### PROBLEMA A RESOLVER
Por favor, prossiga o texto sobre o arquétipo de Ewá e a virgindade, começando logo após a última frase.

### TRECHO DA PÁGINA

Toda mulher carrega em si um aspecto de virgindade, mesmo que já seja casada e mãe. É o aspecto da prima mater que deseja ser fecundado para que possa gerar nova vida. É o aspecto onde a mulher é uma em si mesmo, onde não leva rótulos de esposa e mãe. O lado de sua personalidade que não foi afetado pelas expectativas coletivas sociais e culturais. É o seu trabalho criativo que deve ser fecundado por seu animus.

Mas esse aspecto, quando levado de uma forma muito radical, pode ser muito perigoso. A mulher pode se tornar alheia a relacionamentos, não se permitindo viver emoções e experiências transformadoras. Outro aspecto importante desse arquétipo, a ser explorado, e que também se liga ao tema da virgindade é o fato de Ewá ser o Orixá que transforma a água de seu estado liquido para o estado gasoso, gerando nuvens e chuvas.  Transformar a água do seu estado liquido para o gasoso remete a operação alquímica sublimatio.

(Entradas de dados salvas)

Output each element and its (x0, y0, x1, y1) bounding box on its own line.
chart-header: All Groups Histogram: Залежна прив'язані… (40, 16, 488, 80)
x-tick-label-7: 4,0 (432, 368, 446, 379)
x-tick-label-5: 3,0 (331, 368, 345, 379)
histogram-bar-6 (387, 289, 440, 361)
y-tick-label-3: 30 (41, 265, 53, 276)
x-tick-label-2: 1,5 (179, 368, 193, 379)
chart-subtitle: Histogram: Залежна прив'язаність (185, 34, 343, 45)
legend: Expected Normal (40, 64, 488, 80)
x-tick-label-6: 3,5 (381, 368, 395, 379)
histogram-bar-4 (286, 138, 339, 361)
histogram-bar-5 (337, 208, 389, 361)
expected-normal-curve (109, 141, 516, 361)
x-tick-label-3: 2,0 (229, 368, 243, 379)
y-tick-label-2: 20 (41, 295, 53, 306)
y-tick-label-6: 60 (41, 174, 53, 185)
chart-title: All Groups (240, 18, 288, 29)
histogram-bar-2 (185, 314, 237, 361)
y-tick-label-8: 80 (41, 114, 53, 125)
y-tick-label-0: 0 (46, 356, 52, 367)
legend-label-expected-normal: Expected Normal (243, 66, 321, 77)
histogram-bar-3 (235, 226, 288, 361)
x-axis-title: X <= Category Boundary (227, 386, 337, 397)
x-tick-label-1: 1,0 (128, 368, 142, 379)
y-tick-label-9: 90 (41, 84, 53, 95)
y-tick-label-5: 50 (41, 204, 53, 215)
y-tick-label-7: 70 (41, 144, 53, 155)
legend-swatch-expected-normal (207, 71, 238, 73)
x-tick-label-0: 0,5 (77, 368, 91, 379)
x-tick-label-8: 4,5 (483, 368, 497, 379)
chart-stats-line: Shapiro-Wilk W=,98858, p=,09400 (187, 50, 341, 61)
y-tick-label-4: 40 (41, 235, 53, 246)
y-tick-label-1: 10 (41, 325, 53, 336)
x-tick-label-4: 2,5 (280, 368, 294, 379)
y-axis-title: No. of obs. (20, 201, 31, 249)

### RESPOSTA
A sublimação é um processo onde uma substância inferior se transforma em uma superior. Tudo o que se refere ao movimento para cima, como escadas, aviões, elevadores, etc, está diretamente ligado à sublimatio. Ou seja, o arco-íris inatingível, o céu, a névoa, campos de atuação de Ewá correspondem a essa operação alquímica.

 

Em Anatomia da Psique, Edinger, descreve essa operação alquímica como um se colocar a uma distância das emoções.

“A sublimatio é uma ascensão que nos eleva acima do emaranhado confinador da existência terrestre, imediata, e de suas particularidades concretas, pessoais. Quanto mais alto nos elevamos, tanto maior e mais ampla nossa perspectiva, mas, ao mesmo tempo, tanto mais distantes ficamos da vida real e tanto menor a nossa capacidade de agir sobre aquilo que percebemos.Tornam-nos expectadores magníficos, mas impotentes.”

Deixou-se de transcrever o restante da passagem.